-- start EXERCISE INPUTS --

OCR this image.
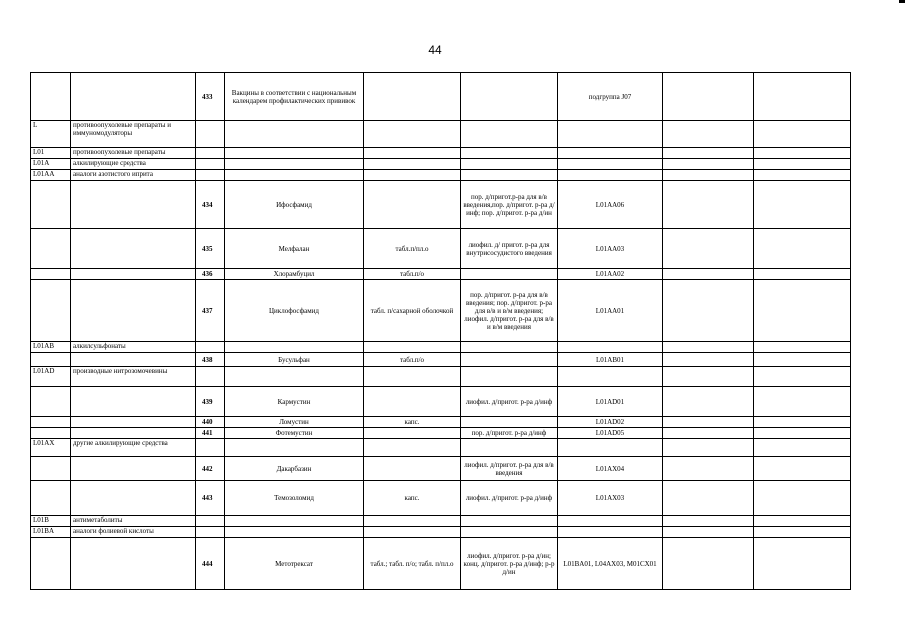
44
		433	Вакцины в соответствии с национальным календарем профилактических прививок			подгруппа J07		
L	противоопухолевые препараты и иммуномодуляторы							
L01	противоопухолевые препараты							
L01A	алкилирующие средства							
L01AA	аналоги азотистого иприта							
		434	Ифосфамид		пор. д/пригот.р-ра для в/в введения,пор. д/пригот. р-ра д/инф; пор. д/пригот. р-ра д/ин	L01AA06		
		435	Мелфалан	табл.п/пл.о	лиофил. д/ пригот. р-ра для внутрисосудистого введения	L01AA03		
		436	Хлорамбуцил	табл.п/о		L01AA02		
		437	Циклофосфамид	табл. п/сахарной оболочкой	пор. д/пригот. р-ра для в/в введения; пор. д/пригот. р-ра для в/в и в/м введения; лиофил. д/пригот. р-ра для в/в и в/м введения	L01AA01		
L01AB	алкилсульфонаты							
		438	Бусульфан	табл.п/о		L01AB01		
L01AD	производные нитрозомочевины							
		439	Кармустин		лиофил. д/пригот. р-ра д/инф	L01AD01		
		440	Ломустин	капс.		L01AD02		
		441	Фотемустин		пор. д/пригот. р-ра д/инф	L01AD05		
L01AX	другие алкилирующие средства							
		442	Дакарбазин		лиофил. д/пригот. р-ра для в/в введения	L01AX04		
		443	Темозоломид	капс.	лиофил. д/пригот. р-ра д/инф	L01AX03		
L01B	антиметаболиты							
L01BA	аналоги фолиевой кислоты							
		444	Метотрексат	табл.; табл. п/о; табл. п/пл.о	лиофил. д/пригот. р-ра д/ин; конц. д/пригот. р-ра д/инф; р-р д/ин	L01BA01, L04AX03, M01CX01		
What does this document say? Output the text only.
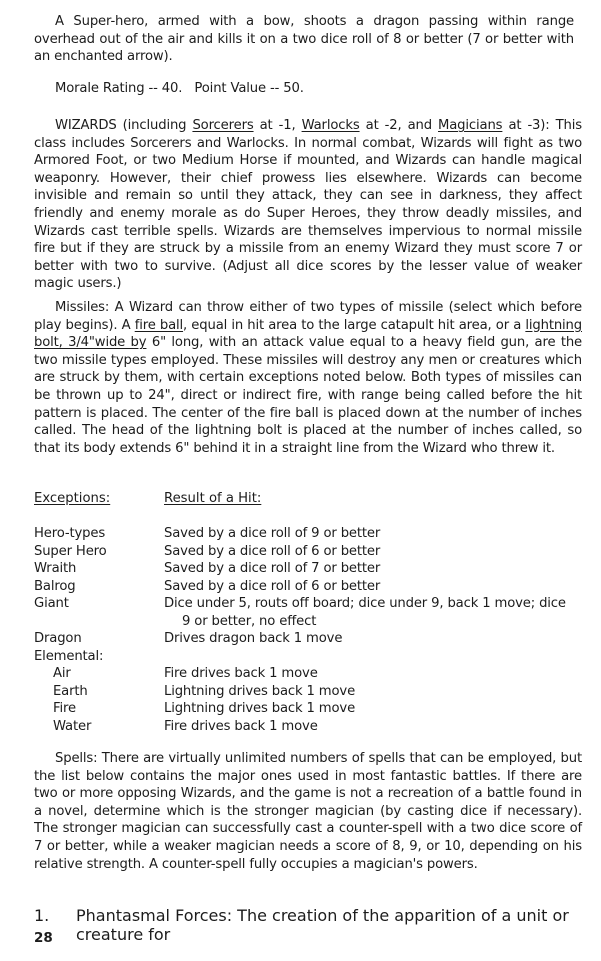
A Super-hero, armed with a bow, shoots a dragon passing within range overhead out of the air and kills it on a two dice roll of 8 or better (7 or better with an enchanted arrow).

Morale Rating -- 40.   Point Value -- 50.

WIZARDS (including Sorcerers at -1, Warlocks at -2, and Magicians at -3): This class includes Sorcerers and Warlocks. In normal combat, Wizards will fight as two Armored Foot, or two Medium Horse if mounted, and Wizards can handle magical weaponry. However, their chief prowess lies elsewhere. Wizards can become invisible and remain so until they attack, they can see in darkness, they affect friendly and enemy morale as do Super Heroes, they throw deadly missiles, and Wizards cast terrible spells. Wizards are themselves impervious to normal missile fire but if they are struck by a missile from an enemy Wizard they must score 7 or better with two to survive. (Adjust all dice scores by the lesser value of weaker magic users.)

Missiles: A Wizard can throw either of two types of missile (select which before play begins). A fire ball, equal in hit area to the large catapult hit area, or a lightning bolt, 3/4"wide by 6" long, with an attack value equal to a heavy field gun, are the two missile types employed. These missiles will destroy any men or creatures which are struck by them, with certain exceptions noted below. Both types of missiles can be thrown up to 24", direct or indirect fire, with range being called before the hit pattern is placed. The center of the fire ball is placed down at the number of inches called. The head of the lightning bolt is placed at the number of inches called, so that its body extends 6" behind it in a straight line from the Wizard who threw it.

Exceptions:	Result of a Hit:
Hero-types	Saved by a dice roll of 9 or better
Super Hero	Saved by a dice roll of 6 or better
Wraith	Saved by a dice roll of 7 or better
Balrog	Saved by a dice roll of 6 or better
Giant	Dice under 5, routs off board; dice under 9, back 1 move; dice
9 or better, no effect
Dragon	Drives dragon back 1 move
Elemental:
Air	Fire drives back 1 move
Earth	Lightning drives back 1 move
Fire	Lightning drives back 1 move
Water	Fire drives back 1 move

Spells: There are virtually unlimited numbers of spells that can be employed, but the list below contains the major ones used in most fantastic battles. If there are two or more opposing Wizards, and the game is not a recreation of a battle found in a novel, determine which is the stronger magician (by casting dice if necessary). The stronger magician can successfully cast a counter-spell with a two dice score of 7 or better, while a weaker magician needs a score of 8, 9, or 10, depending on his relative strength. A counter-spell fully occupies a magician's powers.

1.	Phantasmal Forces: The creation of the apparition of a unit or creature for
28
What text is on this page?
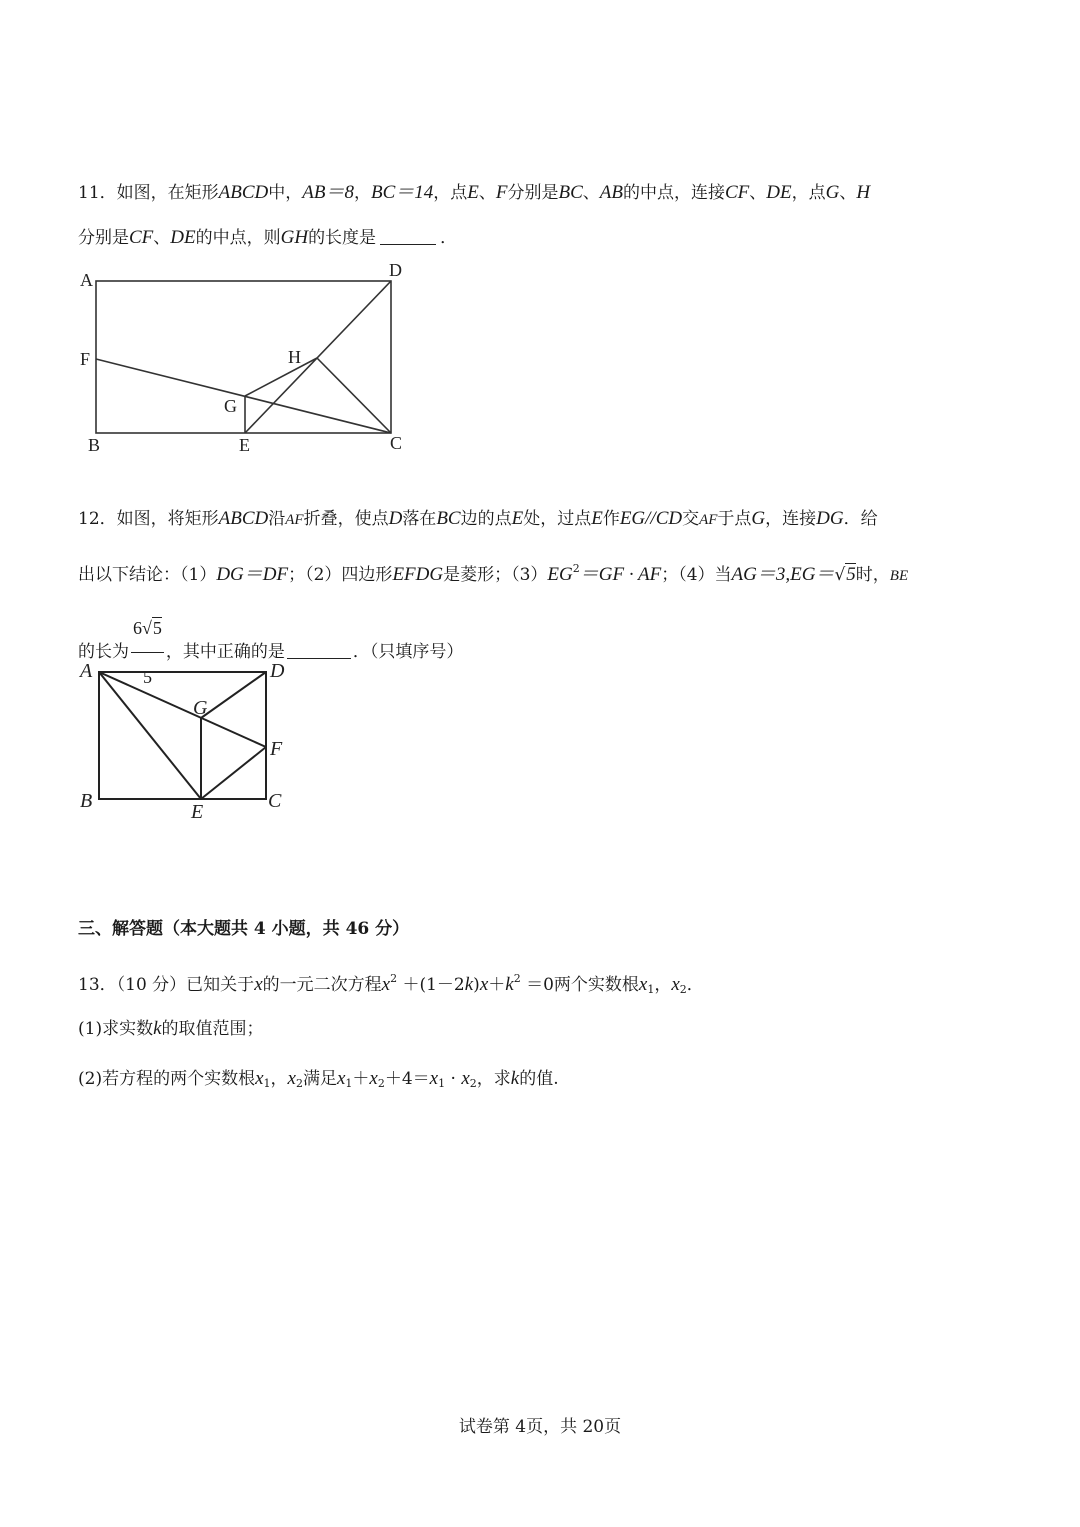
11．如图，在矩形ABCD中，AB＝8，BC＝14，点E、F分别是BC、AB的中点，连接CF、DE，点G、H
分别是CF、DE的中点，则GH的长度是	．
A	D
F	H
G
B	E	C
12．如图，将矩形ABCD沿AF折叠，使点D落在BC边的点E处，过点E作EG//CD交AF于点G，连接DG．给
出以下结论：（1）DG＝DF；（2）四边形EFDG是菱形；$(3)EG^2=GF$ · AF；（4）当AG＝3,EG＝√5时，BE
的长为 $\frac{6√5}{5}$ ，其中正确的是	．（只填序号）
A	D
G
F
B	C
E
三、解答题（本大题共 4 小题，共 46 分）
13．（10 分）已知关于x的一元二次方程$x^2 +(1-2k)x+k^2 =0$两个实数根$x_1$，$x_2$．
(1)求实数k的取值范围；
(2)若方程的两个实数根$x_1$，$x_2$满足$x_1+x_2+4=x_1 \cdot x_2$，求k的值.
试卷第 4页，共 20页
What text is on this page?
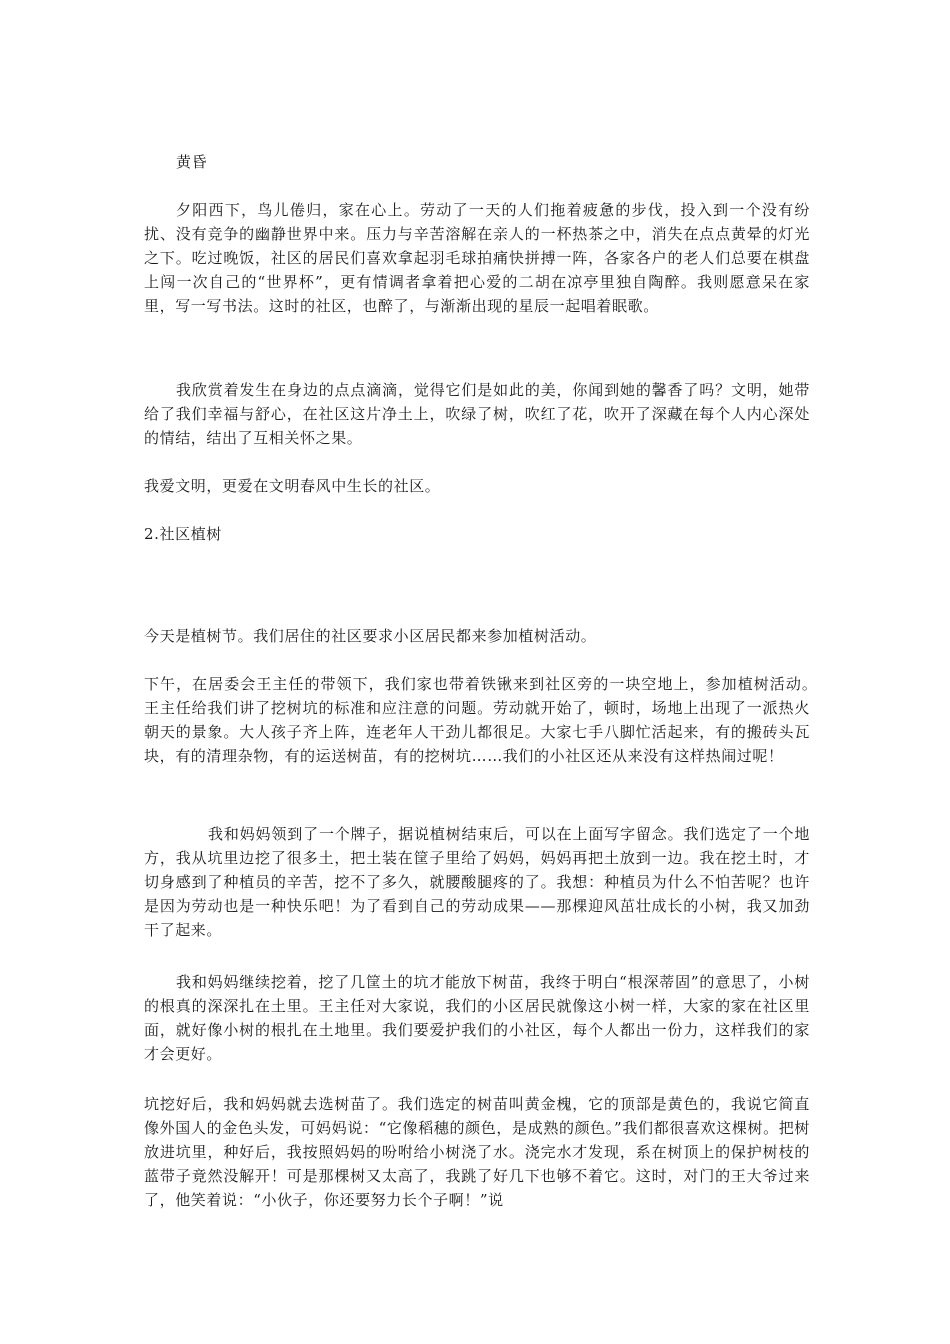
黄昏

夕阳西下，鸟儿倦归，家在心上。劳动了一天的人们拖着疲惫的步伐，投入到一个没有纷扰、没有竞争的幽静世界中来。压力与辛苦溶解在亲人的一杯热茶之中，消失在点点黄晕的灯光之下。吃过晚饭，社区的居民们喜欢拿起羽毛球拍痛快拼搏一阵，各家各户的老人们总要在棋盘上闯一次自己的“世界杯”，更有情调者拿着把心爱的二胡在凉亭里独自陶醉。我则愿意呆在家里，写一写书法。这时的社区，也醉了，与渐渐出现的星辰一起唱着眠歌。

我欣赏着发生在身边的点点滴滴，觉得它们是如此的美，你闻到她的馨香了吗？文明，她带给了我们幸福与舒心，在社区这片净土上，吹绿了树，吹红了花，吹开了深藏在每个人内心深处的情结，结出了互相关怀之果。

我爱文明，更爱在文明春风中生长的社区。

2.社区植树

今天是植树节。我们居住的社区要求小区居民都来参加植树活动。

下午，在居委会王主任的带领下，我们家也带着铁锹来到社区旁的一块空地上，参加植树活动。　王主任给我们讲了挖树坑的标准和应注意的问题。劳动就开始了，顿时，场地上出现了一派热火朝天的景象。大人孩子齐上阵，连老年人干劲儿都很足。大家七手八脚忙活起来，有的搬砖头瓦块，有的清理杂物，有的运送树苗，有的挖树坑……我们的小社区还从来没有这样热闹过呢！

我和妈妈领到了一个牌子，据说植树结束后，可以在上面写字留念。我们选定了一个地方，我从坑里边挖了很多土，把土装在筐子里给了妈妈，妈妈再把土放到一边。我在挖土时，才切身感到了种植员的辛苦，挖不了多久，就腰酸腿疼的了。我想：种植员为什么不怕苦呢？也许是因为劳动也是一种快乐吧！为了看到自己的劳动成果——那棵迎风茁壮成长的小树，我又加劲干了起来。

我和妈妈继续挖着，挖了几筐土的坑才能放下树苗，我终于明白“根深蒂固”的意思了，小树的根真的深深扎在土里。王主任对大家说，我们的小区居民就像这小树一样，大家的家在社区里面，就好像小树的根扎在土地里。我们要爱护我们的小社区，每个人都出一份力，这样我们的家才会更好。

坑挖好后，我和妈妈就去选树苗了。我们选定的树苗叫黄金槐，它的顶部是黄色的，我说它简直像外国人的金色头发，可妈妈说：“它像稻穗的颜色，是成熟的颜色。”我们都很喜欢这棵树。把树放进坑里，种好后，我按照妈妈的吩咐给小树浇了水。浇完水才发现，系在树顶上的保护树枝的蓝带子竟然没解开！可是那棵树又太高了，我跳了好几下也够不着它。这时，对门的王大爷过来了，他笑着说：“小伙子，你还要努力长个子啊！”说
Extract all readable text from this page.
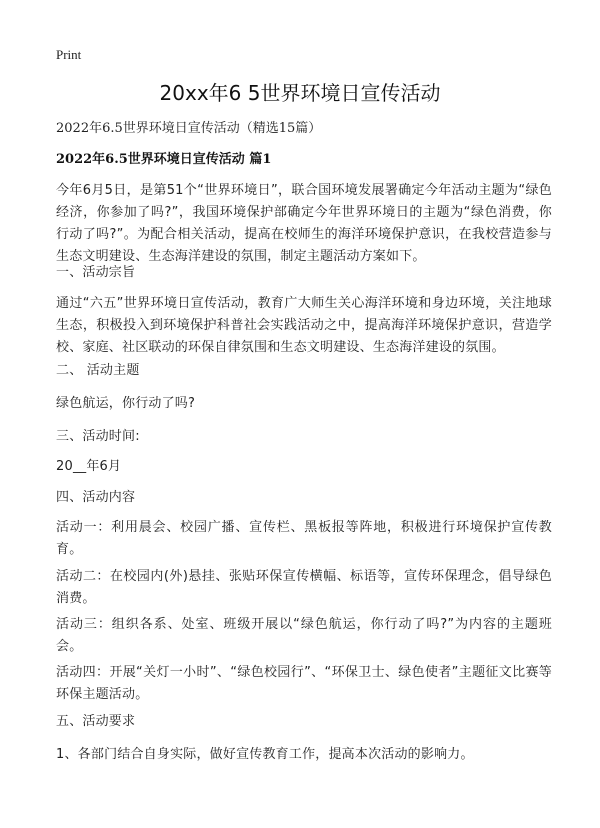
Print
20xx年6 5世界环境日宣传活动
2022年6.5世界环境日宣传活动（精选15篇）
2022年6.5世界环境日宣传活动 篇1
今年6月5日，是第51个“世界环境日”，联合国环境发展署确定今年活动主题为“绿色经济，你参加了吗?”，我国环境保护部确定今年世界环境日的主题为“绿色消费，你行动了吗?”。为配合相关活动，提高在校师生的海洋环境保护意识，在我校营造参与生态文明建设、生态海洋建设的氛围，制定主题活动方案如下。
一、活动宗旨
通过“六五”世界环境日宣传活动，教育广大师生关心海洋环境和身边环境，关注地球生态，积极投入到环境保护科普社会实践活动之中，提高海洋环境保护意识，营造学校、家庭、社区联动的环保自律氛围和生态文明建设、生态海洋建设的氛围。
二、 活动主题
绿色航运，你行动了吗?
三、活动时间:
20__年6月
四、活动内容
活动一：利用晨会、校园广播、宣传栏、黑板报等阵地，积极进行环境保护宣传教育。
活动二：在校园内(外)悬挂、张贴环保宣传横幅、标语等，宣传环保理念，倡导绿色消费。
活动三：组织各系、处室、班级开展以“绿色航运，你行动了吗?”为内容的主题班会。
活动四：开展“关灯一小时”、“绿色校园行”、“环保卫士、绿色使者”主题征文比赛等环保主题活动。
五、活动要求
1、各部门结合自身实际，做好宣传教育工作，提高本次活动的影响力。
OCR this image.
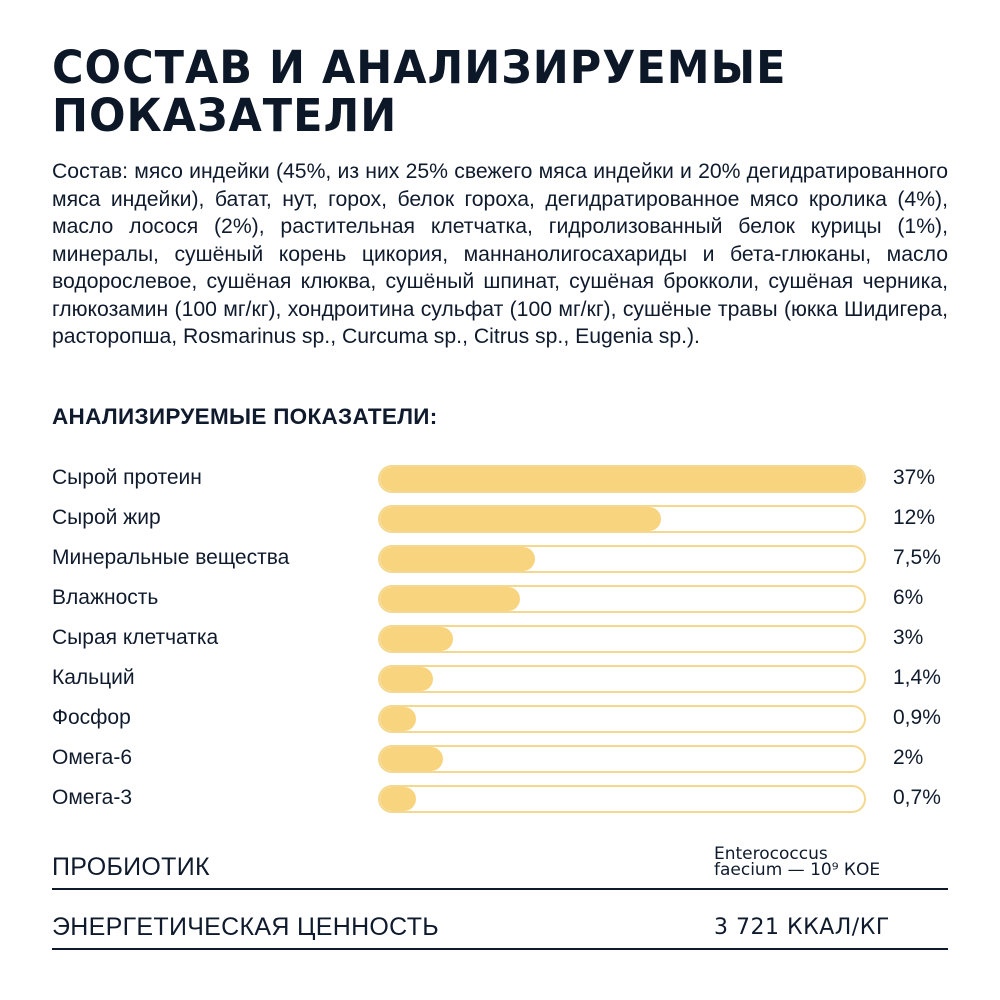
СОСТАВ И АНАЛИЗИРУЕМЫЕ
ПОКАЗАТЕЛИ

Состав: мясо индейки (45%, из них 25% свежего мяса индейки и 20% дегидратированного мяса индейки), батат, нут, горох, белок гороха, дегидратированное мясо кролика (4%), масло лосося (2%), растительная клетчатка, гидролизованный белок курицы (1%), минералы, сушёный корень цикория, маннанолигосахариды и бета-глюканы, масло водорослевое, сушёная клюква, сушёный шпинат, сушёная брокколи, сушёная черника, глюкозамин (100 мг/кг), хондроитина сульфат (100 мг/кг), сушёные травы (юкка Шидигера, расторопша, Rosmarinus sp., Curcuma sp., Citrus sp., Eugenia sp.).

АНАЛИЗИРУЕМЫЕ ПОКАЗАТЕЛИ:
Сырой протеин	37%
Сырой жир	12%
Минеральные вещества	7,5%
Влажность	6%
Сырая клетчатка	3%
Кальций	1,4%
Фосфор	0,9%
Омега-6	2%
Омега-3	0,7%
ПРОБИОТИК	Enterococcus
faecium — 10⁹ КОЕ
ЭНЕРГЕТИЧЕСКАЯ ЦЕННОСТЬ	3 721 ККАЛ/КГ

-- end EXERCISE INPUTS --

# WHAT THE TASK REQUIRES
Find the word "struck" in the data and show each line that holds it.

# ANSWER
WIZARDS (including Sorcerers at -1, Warlocks at -2, and Magicians at -3): This class includes Sorcerers and Warlocks. In normal combat, Wizards will fight as two Armored Foot, or two Medium Horse if mounted, and Wizards can handle magical weaponry. However, their chief prowess lies elsewhere. Wizards can become invisible and remain so until they attack, they can see in darkness, they affect friendly and enemy morale as do Super Heroes, they throw deadly missiles, and Wizards cast terrible spells. Wizards are themselves impervious to normal missile fire but if they are struck by a missile from an enemy Wizard they must score 7 or better with two to survive. (Adjust all dice scores by the lesser value of weaker magic users.)
Missiles: A Wizard can throw either of two types of missile (select which before play begins). A fire ball, equal in hit area to the large catapult hit area, or a lightning bolt, 3/4"wide by 6" long, with an attack value equal to a heavy field gun, are the two missile types employed. These missiles will destroy any men or creatures which are struck by them, with certain exceptions noted below. Both types of missiles can be thrown up to 24", direct or indirect fire, with range being called before the hit pattern is placed. The center of the fire ball is placed down at the number of inches called. The head of the lightning bolt is placed at the number of inches called, so that its body extends 6" behind it in a straight line from the Wizard who threw it.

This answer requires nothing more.